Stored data
============================================================
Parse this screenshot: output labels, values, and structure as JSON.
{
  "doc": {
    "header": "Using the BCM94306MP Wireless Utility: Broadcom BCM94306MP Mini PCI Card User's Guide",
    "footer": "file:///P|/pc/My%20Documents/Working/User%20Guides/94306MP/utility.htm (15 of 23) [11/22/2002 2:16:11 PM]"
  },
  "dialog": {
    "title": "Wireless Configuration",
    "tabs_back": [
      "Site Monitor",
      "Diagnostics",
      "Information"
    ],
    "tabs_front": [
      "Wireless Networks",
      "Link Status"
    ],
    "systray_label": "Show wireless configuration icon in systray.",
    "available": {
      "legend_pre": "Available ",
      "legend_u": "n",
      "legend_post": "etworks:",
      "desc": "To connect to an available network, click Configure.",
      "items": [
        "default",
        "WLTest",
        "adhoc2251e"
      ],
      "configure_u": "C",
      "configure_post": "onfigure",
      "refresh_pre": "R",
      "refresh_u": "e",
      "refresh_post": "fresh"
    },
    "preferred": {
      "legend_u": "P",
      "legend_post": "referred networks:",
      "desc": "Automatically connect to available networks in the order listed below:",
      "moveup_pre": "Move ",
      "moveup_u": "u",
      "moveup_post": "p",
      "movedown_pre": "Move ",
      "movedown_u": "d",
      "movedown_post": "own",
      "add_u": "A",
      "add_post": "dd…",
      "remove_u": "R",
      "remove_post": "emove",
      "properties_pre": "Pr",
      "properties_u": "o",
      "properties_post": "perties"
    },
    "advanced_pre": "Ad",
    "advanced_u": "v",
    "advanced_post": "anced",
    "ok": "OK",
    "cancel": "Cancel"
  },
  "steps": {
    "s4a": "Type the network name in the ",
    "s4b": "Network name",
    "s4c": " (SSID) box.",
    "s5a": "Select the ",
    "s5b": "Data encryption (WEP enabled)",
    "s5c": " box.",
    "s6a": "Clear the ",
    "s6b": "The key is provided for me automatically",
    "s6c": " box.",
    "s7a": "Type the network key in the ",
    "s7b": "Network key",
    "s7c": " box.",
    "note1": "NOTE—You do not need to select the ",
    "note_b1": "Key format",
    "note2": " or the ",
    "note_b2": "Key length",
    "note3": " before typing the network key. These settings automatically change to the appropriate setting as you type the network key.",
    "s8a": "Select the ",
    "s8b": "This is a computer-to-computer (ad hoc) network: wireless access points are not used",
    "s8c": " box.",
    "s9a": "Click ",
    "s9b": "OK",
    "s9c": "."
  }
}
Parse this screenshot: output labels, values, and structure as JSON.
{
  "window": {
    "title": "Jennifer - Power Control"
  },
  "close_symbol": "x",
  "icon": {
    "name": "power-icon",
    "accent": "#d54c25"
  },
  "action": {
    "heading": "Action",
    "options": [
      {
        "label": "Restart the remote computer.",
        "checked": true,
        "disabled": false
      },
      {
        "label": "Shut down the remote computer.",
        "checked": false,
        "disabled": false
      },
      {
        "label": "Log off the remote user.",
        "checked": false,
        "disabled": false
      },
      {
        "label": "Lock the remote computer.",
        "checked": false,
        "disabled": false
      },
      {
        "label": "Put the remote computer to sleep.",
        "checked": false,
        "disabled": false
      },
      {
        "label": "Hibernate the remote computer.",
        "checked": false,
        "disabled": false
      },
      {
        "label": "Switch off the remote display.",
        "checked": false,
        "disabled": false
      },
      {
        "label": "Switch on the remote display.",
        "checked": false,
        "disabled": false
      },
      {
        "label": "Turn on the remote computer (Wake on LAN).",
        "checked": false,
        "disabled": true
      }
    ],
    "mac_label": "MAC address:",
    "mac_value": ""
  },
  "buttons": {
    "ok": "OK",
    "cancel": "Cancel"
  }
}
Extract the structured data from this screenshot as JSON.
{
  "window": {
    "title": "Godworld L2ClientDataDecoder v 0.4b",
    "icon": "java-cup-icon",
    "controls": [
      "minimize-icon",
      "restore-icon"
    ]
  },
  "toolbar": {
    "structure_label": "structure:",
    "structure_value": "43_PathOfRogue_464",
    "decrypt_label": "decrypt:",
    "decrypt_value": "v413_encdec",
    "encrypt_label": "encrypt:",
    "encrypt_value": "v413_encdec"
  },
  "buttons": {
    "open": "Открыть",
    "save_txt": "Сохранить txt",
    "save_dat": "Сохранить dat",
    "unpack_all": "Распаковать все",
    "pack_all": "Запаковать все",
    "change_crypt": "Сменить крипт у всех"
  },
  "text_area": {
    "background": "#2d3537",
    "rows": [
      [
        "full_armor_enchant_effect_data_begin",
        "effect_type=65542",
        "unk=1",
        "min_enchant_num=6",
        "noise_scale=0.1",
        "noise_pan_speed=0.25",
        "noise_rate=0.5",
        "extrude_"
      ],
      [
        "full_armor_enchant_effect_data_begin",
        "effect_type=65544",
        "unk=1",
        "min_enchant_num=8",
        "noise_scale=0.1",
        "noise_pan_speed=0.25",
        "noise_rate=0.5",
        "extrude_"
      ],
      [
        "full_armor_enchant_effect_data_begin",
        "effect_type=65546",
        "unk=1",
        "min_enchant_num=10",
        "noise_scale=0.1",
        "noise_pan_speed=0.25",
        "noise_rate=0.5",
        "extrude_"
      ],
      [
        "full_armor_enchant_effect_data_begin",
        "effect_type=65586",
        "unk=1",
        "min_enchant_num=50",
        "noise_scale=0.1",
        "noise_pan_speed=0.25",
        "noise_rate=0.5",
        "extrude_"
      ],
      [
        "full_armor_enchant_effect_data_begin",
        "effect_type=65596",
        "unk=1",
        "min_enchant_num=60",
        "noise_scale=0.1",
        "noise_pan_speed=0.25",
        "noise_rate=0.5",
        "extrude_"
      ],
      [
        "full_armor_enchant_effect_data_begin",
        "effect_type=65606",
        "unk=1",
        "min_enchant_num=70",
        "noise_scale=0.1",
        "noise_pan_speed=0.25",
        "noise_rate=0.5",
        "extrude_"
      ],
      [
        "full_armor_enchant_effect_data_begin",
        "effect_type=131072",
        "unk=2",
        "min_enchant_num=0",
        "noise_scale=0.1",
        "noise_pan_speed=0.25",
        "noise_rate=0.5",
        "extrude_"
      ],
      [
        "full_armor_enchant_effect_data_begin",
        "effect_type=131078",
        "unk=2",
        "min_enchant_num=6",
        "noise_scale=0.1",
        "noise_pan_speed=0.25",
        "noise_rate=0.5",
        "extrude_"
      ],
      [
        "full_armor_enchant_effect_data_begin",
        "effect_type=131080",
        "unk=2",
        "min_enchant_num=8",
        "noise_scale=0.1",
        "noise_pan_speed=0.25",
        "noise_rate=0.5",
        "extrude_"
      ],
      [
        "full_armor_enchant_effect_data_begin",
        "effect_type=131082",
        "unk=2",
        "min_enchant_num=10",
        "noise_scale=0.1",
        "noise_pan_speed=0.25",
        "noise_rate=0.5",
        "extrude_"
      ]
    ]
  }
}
============================================================
* **What the task requires**
Check each line of the listing above for the string "icon", then report only how many lines have it.

* **Solution**
6